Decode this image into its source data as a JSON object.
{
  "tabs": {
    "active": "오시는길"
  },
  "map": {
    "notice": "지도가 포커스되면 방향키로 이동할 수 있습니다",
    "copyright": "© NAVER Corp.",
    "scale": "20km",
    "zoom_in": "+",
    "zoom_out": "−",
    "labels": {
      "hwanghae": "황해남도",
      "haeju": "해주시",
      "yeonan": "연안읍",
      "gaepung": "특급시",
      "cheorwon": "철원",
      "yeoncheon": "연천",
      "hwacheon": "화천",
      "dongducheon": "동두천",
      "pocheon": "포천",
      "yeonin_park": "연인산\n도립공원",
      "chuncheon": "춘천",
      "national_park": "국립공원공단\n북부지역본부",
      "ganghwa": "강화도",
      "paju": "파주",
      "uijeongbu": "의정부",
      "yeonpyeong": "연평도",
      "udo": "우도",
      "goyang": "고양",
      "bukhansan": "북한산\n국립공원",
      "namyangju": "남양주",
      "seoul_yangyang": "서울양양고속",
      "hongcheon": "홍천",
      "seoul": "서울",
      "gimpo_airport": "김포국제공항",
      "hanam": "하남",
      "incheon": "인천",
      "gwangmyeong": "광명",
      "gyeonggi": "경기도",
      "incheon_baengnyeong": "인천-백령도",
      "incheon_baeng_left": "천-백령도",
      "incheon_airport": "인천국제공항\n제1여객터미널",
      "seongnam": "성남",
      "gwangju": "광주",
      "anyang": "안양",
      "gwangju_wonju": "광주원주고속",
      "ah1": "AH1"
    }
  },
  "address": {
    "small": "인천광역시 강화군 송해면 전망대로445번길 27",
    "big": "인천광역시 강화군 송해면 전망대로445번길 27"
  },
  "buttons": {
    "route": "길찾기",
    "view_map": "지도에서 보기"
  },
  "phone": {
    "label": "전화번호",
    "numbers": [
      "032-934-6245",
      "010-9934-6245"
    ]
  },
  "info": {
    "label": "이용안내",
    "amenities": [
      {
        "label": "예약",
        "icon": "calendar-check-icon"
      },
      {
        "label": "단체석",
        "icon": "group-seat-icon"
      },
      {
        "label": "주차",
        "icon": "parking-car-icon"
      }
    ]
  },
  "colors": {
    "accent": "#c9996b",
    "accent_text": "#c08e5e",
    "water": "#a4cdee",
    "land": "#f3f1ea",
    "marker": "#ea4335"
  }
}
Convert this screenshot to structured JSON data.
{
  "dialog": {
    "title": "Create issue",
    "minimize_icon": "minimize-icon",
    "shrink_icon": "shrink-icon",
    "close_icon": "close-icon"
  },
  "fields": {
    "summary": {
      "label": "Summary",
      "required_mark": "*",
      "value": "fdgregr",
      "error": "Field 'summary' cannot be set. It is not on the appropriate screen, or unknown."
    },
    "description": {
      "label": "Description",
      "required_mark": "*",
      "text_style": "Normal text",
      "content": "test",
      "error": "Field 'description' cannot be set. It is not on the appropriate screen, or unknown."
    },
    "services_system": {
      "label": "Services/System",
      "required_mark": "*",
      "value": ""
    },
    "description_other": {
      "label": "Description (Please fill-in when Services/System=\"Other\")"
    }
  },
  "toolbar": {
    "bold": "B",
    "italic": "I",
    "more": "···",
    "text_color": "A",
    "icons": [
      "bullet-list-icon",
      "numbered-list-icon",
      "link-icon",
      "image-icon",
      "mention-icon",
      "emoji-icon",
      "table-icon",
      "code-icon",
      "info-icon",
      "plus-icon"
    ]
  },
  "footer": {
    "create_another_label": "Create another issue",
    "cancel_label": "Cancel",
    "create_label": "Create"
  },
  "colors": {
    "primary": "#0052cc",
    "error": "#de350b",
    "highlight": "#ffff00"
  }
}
____________
Exercise. Copy the entries above exactly, leaving none out.

Solution to the exercise.
Decode this image into its source data as a JSON object.
{
  "tabs": {
    "active": "오시는길"
  },
  "map": {
    "notice": "지도가 포커스되면 방향키로 이동할 수 있습니다",
    "copyright": "© NAVER Corp.",
    "scale": "20km",
    "zoom_in": "+",
    "zoom_out": "−",
    "labels": {
      "hwanghae": "황해남도",
      "haeju": "해주시",
      "yeonan": "연안읍",
      "gaepung": "특급시",
      "cheorwon": "철원",
      "yeoncheon": "연천",
      "hwacheon": "화천",
      "dongducheon": "동두천",
      "pocheon": "포천",
      "yeonin_park": "연인산\n도립공원",
      "chuncheon": "춘천",
      "national_park": "국립공원공단\n북부지역본부",
      "ganghwa": "강화도",
      "paju": "파주",
      "uijeongbu": "의정부",
      "yeonpyeong": "연평도",
      "udo": "우도",
      "goyang": "고양",
      "bukhansan": "북한산\n국립공원",
      "namyangju": "남양주",
      "seoul_yangyang": "서울양양고속",
      "hongcheon": "홍천",
      "seoul": "서울",
      "gimpo_airport": "김포국제공항",
      "hanam": "하남",
      "incheon": "인천",
      "gwangmyeong": "광명",
      "gyeonggi": "경기도",
      "incheon_baengnyeong": "인천-백령도",
      "incheon_baeng_left": "천-백령도",
      "incheon_airport": "인천국제공항\n제1여객터미널",
      "seongnam": "성남",
      "gwangju": "광주",
      "anyang": "안양",
      "gwangju_wonju": "광주원주고속",
      "ah1": "AH1"
    }
  },
  "address": {
    "small": "인천광역시 강화군 송해면 전망대로445번길 27",
    "big": "인천광역시 강화군 송해면 전망대로445번길 27"
  },
  "buttons": {
    "route": "길찾기",
    "view_map": "지도에서 보기"
  },
  "phone": {
    "label": "전화번호",
    "numbers": [
      "032-934-6245",
      "010-9934-6245"
    ]
  },
  "info": {
    "label": "이용안내",
    "amenities": [
      {
        "label": "예약",
        "icon": "calendar-check-icon"
      },
      {
        "label": "단체석",
        "icon": "group-seat-icon"
      },
      {
        "label": "주차",
        "icon": "parking-car-icon"
      }
    ]
  },
  "colors": {
    "accent": "#c9996b",
    "accent_text": "#c08e5e",
    "water": "#a4cdee",
    "land": "#f3f1ea",
    "marker": "#ea4335"
  }
}
Convert this screenshot to structured JSON data.
{
  "dialog": {
    "title": "Create issue",
    "minimize_icon": "minimize-icon",
    "shrink_icon": "shrink-icon",
    "close_icon": "close-icon"
  },
  "fields": {
    "summary": {
      "label": "Summary",
      "required_mark": "*",
      "value": "fdgregr",
      "error": "Field 'summary' cannot be set. It is not on the appropriate screen, or unknown."
    },
    "description": {
      "label": "Description",
      "required_mark": "*",
      "text_style": "Normal text",
      "content": "test",
      "error": "Field 'description' cannot be set. It is not on the appropriate screen, or unknown."
    },
    "services_system": {
      "label": "Services/System",
      "required_mark": "*",
      "value": ""
    },
    "description_other": {
      "label": "Description (Please fill-in when Services/System=\"Other\")"
    }
  },
  "toolbar": {
    "bold": "B",
    "italic": "I",
    "more": "···",
    "text_color": "A",
    "icons": [
      "bullet-list-icon",
      "numbered-list-icon",
      "link-icon",
      "image-icon",
      "mention-icon",
      "emoji-icon",
      "table-icon",
      "code-icon",
      "info-icon",
      "plus-icon"
    ]
  },
  "footer": {
    "create_another_label": "Create another issue",
    "cancel_label": "Cancel",
    "create_label": "Create"
  },
  "colors": {
    "primary": "#0052cc",
    "error": "#de350b",
    "highlight": "#ffff00"
  }
}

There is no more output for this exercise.